TASK DETAILS: Copy each line of the data below exactly, leaving out pictures.

DATASET RECORDS:

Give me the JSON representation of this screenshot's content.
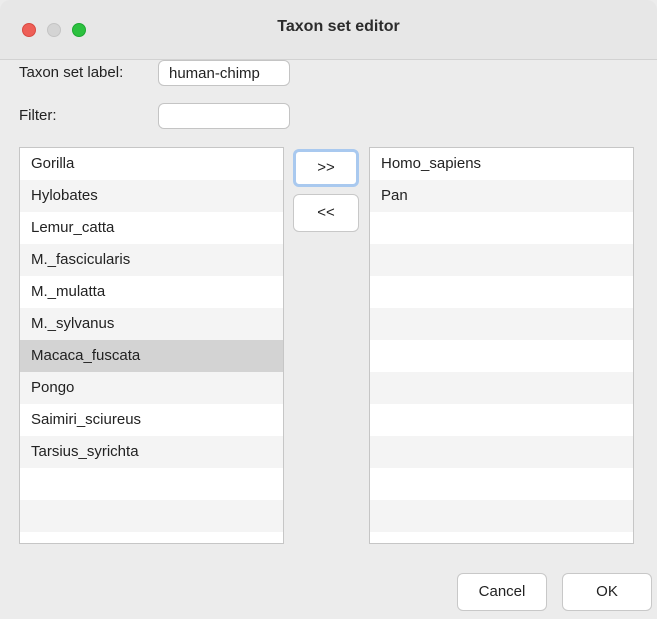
{
  "window": {
    "title": "Taxon set editor"
  },
  "form": {
    "taxon_set_label": "Taxon set label:",
    "taxon_set_value": "human-chimp",
    "filter_label": "Filter:",
    "filter_value": ""
  },
  "available_list": {
    "items": [
      "Gorilla",
      "Hylobates",
      "Lemur_catta",
      "M._fascicularis",
      "M._mulatta",
      "M._sylvanus",
      "Macaca_fuscata",
      "Pongo",
      "Saimiri_sciureus",
      "Tarsius_syrichta"
    ],
    "selected": "Macaca_fuscata"
  },
  "included_list": {
    "items": [
      "Homo_sapiens",
      "Pan"
    ]
  },
  "buttons": {
    "add": ">>",
    "remove": "<<",
    "cancel": "Cancel",
    "ok": "OK"
  },
  "colors": {
    "close": "#ee5f57",
    "minimize": "#d4d4d4",
    "maximize": "#2cc13f",
    "focus_ring": "#a9c9ef",
    "selected_row": "#d3d3d3"
  }
}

SOLUTION TO THE EXERCISE:
Give me the JSON representation of this screenshot's content.
{
  "window": {
    "title": "Taxon set editor"
  },
  "form": {
    "taxon_set_label": "Taxon set label:",
    "taxon_set_value": "human-chimp",
    "filter_label": "Filter:",
    "filter_value": ""
  },
  "available_list": {
    "items": [
      "Gorilla",
      "Hylobates",
      "Lemur_catta",
      "M._fascicularis",
      "M._mulatta",
      "M._sylvanus",
      "Macaca_fuscata",
      "Pongo",
      "Saimiri_sciureus",
      "Tarsius_syrichta"
    ],
    "selected": "Macaca_fuscata"
  },
  "included_list": {
    "items": [
      "Homo_sapiens",
      "Pan"
    ]
  },
  "buttons": {
    "add": ">>",
    "remove": "<<",
    "cancel": "Cancel",
    "ok": "OK"
  },
  "colors": {
    "close": "#ee5f57",
    "minimize": "#d4d4d4",
    "maximize": "#2cc13f",
    "focus_ring": "#a9c9ef",
    "selected_row": "#d3d3d3"
  }
}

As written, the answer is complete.